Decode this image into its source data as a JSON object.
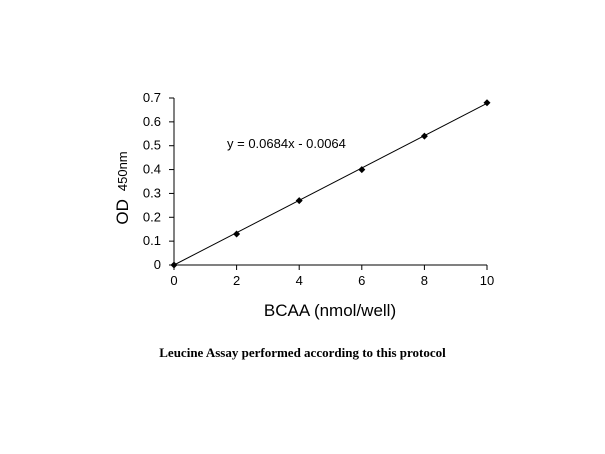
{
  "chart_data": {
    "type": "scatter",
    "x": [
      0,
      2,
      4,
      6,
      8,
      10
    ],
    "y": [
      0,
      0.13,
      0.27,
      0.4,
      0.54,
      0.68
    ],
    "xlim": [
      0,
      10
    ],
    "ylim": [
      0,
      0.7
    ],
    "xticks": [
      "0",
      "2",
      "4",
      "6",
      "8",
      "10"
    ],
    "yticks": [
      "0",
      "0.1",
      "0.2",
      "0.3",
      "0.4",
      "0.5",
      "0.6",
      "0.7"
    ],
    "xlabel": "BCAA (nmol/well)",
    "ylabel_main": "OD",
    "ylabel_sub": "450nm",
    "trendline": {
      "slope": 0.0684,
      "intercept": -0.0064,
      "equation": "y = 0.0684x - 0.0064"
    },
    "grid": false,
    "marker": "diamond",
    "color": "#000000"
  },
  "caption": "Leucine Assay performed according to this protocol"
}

- - -

**Required action**
The answer must be every line from the records above that contains "this".

**Response below**
Decode this image into its source data as a JSON object.
  "caption": "Leucine Assay performed according to this protocol"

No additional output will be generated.